The request> List every line in this data where the string "запись" occurs.

Dataset content>
□ □ □ □ □

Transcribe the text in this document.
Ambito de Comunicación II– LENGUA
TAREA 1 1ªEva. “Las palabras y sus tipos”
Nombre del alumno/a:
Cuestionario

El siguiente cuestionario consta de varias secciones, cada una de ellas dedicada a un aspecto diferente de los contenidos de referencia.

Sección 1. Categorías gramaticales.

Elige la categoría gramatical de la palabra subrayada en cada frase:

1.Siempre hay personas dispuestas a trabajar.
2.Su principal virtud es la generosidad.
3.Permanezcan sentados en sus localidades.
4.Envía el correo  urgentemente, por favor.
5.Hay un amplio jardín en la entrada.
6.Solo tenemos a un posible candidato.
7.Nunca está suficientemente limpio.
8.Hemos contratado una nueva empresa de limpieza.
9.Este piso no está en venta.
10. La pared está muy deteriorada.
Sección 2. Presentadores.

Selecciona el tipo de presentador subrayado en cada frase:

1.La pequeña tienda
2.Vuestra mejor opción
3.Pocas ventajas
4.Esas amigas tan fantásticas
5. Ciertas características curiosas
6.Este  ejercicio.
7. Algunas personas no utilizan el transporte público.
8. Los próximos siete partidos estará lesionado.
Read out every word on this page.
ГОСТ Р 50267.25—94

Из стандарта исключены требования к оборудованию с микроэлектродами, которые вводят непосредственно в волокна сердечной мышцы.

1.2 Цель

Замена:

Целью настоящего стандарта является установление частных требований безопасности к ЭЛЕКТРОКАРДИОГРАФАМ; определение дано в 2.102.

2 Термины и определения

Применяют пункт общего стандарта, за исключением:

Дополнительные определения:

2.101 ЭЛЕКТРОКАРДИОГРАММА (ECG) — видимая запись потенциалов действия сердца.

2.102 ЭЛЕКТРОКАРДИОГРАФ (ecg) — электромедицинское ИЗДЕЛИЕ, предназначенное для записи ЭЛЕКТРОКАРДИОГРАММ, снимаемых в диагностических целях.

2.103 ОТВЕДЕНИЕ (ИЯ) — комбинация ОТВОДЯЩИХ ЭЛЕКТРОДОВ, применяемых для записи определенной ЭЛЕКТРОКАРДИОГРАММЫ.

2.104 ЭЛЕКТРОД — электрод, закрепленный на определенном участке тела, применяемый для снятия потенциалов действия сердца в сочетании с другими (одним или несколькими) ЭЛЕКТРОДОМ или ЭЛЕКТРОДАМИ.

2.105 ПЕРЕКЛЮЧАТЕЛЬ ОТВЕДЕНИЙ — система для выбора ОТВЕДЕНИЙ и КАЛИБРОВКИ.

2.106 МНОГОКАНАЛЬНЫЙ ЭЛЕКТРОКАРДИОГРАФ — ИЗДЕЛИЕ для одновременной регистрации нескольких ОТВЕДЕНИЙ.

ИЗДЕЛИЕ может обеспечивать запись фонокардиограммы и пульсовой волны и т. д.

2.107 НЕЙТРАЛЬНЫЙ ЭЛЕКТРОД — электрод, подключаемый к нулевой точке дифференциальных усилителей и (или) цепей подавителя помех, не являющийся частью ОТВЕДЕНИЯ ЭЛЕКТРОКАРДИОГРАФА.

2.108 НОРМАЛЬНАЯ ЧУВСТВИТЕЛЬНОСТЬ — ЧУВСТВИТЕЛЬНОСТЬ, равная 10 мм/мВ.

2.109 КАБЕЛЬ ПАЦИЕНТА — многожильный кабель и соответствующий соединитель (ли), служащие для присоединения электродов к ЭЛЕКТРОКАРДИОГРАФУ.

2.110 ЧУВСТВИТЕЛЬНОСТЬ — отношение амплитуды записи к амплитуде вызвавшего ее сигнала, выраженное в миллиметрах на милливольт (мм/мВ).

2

□ □ □ □ □

Answer in full>
2.101 ЭЛЕКТРОКАРДИОГРАММА (ECG) — видимая запись потенциалов действия сердца.
ИЗДЕЛИЕ может обеспечивать запись фонокардиограммы и пульсовой волны и т. д.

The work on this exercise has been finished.